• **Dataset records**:
##########

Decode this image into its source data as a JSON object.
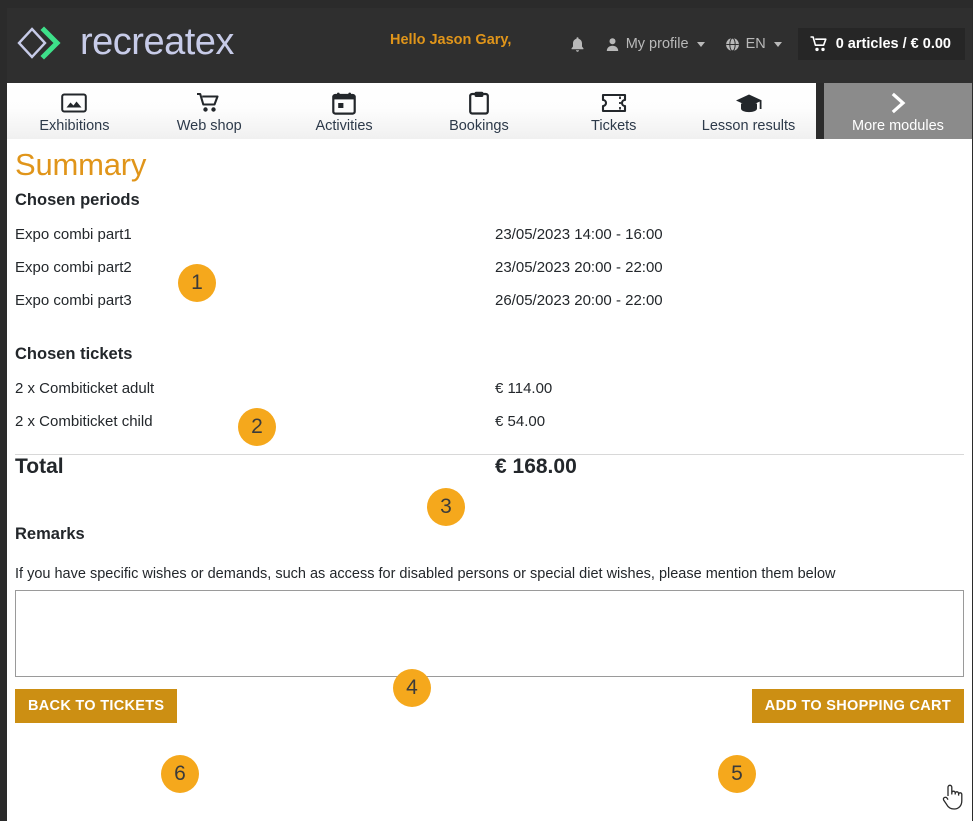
{
  "header": {
    "brand": "recreatex",
    "greeting": "Hello Jason Gary,",
    "notifications_icon": "bell-icon",
    "profile_label": "My profile",
    "language_label": "EN",
    "cart_label": "0 articles / € 0.00",
    "brand_text_color": "#c7cbe8",
    "greeting_color": "#e0951a",
    "background": "#2f2f2f"
  },
  "nav": {
    "items": [
      {
        "label": "Exhibitions",
        "icon": "image-icon"
      },
      {
        "label": "Web shop",
        "icon": "shopping-cart-icon"
      },
      {
        "label": "Activities",
        "icon": "calendar-icon"
      },
      {
        "label": "Bookings",
        "icon": "clipboard-icon"
      },
      {
        "label": "Tickets",
        "icon": "ticket-icon"
      },
      {
        "label": "Lesson results",
        "icon": "graduation-cap-icon"
      }
    ],
    "more": {
      "label": "More modules",
      "icon": "chevron-right-icon",
      "background": "#8b8b8b"
    }
  },
  "main": {
    "title": "Summary",
    "title_color": "#e0951a",
    "periods_heading": "Chosen periods",
    "periods": [
      {
        "name": "Expo combi part1",
        "datetime": "23/05/2023 14:00 - 16:00"
      },
      {
        "name": "Expo combi part2",
        "datetime": "23/05/2023 20:00 - 22:00"
      },
      {
        "name": "Expo combi part3",
        "datetime": "26/05/2023 20:00 - 22:00"
      }
    ],
    "tickets_heading": "Chosen tickets",
    "tickets": [
      {
        "name": "2 x Combiticket adult",
        "price": "€ 114.00"
      },
      {
        "name": "2 x Combiticket child",
        "price": "€ 54.00"
      }
    ],
    "total_label": "Total",
    "total_value": "€ 168.00",
    "remarks_heading": "Remarks",
    "remarks_description": "If you have specific wishes or demands, such as access for disabled persons or special diet wishes, please mention them below",
    "remarks_value": "",
    "remarks_placeholder": "",
    "back_button": "BACK TO TICKETS",
    "add_button": "ADD TO SHOPPING CART",
    "button_color": "#cc8f13"
  },
  "annotations": {
    "badge_color": "#f5a81c",
    "items": [
      {
        "number": "1"
      },
      {
        "number": "2"
      },
      {
        "number": "3"
      },
      {
        "number": "4"
      },
      {
        "number": "5"
      },
      {
        "number": "6"
      }
    ]
  }
}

##########

• **WHAT THE TASK ASKS**:
From the material above, copy each line that includes the word "icon".

• **COMPLETE ANSWER**:
    "notifications_icon": "bell-icon",
        "icon": "image-icon"
        "icon": "shopping-cart-icon"
        "icon": "calendar-icon"
        "icon": "clipboard-icon"
        "icon": "ticket-icon"
        "icon": "graduation-cap-icon"
      "icon": "chevron-right-icon",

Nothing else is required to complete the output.